Collected data entries
****************************************
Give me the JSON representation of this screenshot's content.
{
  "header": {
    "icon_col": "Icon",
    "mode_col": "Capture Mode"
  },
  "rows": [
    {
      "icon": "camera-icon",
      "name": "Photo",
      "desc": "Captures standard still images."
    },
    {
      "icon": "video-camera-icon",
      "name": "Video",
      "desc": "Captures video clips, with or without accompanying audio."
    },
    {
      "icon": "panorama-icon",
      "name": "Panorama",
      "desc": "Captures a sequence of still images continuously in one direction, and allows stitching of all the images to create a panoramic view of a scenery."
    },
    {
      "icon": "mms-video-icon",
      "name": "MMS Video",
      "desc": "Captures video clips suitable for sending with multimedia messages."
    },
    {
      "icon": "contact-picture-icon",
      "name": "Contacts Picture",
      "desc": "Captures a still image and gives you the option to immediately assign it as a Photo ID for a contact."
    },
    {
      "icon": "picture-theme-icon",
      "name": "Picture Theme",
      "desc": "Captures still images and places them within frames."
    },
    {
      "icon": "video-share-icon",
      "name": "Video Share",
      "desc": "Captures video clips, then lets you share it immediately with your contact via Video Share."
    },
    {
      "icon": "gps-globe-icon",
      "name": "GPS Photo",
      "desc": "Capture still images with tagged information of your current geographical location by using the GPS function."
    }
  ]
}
****************************************
## DIRECTIVE
Output the listing above word for word.

## EXERCISE RESULT
Give me the JSON representation of this screenshot's content.
{
  "header": {
    "icon_col": "Icon",
    "mode_col": "Capture Mode"
  },
  "rows": [
    {
      "icon": "camera-icon",
      "name": "Photo",
      "desc": "Captures standard still images."
    },
    {
      "icon": "video-camera-icon",
      "name": "Video",
      "desc": "Captures video clips, with or without accompanying audio."
    },
    {
      "icon": "panorama-icon",
      "name": "Panorama",
      "desc": "Captures a sequence of still images continuously in one direction, and allows stitching of all the images to create a panoramic view of a scenery."
    },
    {
      "icon": "mms-video-icon",
      "name": "MMS Video",
      "desc": "Captures video clips suitable for sending with multimedia messages."
    },
    {
      "icon": "contact-picture-icon",
      "name": "Contacts Picture",
      "desc": "Captures a still image and gives you the option to immediately assign it as a Photo ID for a contact."
    },
    {
      "icon": "picture-theme-icon",
      "name": "Picture Theme",
      "desc": "Captures still images and places them within frames."
    },
    {
      "icon": "video-share-icon",
      "name": "Video Share",
      "desc": "Captures video clips, then lets you share it immediately with your contact via Video Share."
    },
    {
      "icon": "gps-globe-icon",
      "name": "GPS Photo",
      "desc": "Capture still images with tagged information of your current geographical location by using the GPS function."
    }
  ]
}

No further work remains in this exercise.